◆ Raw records
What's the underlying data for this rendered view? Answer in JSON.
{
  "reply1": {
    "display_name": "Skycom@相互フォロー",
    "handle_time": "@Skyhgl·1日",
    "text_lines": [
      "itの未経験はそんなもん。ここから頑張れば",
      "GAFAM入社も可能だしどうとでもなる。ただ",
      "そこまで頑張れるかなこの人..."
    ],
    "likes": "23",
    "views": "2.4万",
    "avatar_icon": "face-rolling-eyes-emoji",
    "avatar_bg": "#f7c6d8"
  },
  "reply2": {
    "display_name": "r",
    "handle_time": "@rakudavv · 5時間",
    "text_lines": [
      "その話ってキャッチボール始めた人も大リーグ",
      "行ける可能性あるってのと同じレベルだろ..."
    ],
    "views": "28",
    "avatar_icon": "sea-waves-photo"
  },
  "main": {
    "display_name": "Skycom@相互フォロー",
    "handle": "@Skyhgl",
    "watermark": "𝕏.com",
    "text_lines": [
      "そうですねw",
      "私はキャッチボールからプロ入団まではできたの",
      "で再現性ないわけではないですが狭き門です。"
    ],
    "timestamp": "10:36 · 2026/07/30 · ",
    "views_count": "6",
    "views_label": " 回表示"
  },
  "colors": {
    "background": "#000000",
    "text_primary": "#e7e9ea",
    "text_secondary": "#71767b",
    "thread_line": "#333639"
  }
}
...
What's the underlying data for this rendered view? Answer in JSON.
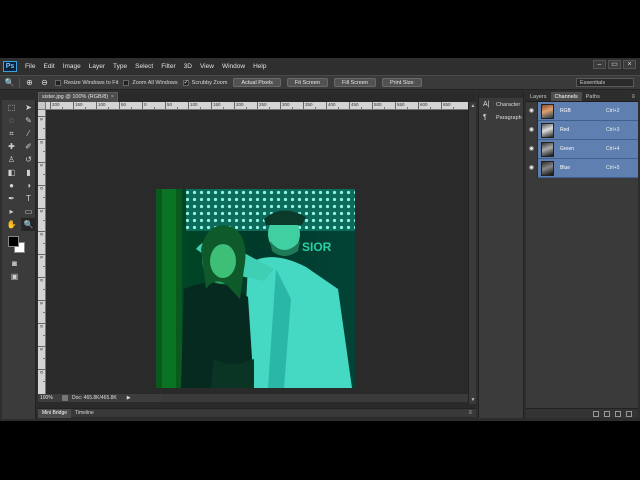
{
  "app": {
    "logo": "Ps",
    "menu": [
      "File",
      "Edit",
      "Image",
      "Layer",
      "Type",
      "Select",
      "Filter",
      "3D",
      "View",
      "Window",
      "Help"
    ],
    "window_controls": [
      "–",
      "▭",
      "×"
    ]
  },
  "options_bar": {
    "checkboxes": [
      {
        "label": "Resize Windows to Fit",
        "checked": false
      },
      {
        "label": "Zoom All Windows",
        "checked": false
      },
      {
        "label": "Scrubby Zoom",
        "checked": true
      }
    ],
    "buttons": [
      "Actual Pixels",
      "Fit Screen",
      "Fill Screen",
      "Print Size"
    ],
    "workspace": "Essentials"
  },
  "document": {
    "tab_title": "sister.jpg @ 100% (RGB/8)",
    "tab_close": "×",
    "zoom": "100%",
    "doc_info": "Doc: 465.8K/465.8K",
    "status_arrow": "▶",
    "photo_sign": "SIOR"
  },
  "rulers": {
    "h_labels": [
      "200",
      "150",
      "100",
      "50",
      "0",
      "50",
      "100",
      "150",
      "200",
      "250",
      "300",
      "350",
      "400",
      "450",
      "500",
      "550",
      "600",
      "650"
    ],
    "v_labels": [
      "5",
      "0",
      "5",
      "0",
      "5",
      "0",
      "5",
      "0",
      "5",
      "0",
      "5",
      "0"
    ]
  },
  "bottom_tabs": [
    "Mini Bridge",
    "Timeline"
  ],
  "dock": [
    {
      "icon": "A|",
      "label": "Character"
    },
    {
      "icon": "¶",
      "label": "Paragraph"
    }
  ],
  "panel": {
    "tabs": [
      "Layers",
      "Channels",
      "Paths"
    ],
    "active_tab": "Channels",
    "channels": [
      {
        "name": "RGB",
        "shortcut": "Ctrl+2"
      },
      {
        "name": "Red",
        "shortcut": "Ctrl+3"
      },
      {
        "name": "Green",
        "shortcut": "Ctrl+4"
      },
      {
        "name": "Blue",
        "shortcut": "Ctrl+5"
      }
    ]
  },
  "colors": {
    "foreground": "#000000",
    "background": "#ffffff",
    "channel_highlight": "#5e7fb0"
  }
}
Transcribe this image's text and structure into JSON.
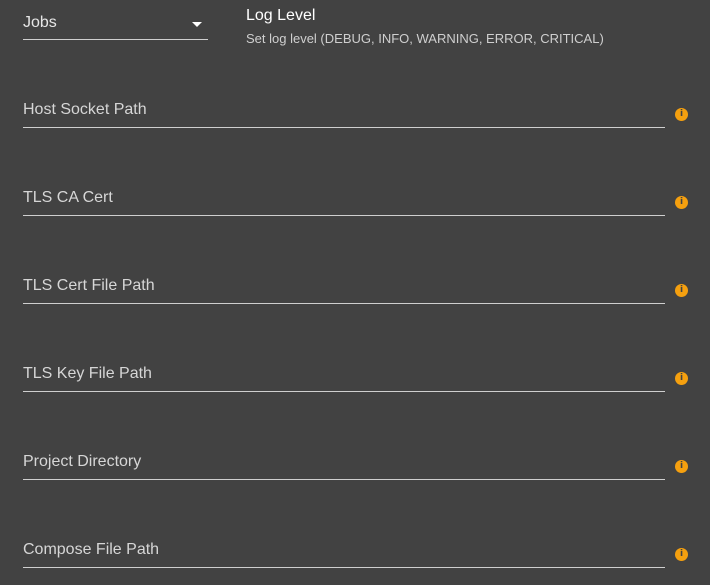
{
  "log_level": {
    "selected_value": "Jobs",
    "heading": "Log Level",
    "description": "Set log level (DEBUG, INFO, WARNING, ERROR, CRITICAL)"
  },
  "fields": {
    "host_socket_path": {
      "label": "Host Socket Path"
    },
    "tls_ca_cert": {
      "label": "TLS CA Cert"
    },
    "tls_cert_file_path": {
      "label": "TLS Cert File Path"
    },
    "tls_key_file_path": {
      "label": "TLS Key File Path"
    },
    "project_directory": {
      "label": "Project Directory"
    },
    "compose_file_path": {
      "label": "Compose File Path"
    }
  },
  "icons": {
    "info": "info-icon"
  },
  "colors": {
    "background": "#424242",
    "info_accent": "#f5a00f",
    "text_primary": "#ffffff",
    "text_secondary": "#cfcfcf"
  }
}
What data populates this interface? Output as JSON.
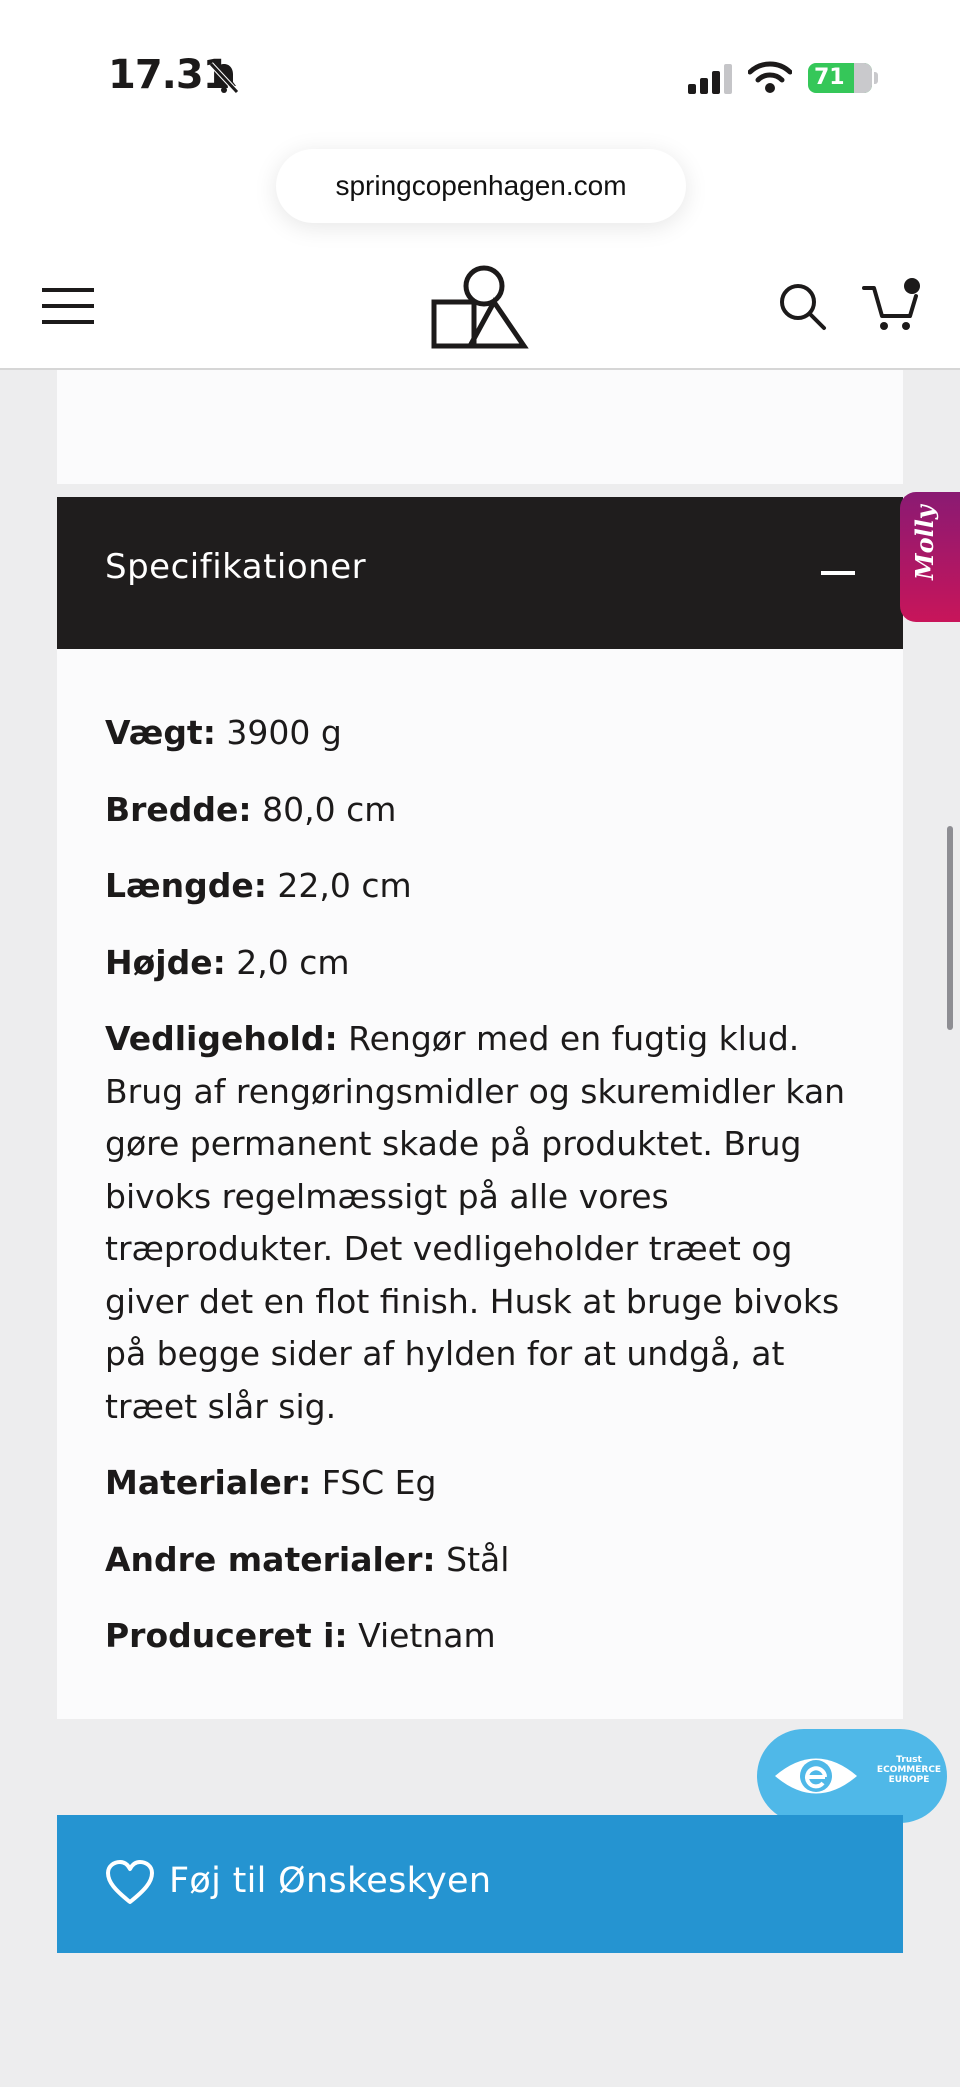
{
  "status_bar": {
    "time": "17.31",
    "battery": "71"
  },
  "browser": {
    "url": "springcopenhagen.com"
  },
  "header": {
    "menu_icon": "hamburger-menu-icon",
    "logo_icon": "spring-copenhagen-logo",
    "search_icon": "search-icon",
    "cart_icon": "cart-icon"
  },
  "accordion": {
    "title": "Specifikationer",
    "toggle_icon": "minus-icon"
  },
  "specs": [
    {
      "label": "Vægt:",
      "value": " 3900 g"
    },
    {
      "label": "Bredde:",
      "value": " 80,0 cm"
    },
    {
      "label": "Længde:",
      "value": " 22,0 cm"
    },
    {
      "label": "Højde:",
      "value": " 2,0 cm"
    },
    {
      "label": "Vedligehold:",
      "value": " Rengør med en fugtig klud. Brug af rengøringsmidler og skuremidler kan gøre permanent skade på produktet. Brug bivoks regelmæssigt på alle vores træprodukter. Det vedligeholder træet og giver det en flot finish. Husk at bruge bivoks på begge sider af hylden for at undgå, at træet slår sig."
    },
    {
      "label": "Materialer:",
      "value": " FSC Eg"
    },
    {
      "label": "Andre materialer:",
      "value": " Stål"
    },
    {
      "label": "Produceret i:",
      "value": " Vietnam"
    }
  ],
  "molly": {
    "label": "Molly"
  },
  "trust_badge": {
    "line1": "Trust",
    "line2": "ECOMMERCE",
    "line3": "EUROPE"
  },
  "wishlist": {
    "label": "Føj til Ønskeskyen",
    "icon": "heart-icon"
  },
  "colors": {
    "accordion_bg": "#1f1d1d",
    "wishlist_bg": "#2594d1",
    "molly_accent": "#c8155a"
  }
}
---
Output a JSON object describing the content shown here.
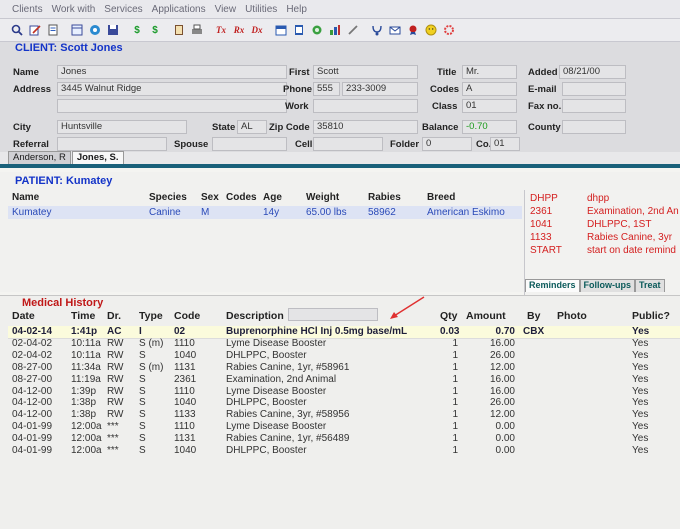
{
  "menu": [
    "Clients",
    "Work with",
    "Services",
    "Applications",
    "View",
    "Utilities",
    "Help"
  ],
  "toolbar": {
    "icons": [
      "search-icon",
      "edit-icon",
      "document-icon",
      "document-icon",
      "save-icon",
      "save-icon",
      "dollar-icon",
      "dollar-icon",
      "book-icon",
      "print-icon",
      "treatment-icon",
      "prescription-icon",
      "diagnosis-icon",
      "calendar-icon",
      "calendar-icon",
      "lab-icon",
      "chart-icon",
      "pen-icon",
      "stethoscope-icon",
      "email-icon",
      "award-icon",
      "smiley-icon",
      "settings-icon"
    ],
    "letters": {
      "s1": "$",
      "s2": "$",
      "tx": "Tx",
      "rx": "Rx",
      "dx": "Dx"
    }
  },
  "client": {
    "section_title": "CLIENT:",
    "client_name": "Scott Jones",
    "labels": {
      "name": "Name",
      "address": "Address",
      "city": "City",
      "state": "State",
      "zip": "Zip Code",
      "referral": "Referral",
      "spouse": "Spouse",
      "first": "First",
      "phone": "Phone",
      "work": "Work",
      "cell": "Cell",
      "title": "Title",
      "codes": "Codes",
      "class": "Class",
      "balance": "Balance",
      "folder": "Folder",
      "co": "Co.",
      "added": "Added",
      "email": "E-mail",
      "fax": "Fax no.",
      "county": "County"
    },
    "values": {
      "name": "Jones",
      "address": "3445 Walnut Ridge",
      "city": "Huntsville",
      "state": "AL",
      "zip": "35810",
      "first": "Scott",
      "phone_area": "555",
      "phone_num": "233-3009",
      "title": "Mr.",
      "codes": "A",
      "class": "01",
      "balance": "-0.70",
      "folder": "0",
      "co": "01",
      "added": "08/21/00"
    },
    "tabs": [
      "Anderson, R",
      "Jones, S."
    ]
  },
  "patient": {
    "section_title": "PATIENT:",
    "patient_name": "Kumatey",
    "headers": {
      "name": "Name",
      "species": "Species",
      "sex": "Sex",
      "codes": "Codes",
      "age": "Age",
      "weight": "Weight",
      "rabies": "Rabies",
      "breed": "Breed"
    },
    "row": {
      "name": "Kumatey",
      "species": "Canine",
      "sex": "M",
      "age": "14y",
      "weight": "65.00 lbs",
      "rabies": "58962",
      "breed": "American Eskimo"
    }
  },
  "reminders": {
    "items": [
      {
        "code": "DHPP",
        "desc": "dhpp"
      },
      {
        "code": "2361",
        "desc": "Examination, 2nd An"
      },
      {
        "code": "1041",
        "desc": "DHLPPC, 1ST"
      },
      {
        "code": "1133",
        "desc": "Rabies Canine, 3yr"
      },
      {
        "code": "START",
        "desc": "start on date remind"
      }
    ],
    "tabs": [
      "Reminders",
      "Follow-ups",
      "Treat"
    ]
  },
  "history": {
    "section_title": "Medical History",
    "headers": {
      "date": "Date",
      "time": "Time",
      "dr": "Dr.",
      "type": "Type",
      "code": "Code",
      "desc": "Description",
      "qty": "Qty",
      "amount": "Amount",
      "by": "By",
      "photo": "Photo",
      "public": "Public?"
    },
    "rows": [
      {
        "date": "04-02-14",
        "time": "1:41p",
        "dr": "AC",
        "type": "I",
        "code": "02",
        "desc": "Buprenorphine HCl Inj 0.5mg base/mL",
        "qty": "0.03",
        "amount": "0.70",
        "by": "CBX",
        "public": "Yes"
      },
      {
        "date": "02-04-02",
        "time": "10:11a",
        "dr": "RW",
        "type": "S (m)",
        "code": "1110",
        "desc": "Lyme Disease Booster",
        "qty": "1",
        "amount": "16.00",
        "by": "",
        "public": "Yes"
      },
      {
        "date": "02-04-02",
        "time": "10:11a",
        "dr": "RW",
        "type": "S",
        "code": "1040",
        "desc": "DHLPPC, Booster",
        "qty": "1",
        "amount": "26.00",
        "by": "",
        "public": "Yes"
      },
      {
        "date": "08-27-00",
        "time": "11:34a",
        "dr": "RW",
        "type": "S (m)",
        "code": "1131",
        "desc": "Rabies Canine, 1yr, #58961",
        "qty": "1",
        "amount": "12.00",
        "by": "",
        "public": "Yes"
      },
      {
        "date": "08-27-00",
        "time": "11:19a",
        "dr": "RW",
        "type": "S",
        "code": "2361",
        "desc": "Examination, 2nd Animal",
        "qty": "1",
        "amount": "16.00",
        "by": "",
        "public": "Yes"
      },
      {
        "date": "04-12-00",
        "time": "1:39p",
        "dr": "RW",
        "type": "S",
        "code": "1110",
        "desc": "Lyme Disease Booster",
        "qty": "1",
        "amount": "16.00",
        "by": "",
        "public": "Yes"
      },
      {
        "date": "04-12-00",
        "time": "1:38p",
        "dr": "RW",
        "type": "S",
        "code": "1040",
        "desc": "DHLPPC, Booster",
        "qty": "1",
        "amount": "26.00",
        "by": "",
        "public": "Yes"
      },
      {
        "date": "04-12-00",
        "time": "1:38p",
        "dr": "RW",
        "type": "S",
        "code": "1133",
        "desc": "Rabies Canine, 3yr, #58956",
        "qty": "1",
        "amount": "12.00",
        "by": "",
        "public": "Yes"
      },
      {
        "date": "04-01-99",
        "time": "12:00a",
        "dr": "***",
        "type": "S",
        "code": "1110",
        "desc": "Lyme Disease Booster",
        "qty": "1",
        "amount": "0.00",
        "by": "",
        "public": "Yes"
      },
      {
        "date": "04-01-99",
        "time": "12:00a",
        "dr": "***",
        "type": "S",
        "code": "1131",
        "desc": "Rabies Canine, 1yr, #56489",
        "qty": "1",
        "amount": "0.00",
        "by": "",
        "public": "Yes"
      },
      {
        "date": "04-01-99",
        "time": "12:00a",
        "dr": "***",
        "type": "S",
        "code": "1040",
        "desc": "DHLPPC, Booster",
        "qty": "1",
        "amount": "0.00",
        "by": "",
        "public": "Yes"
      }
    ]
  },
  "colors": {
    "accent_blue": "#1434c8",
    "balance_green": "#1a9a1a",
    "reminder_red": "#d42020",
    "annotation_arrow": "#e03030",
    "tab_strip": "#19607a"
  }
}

◆ Goal of the exercise
In the records above, find each line that holds the word "Ctrl"; copy all such lines.

◆ Worked solution
        "shortcut": "Ctrl+2"
        "shortcut": "Ctrl+3"
        "shortcut": "Ctrl+4"
        "shortcut": "Ctrl+5"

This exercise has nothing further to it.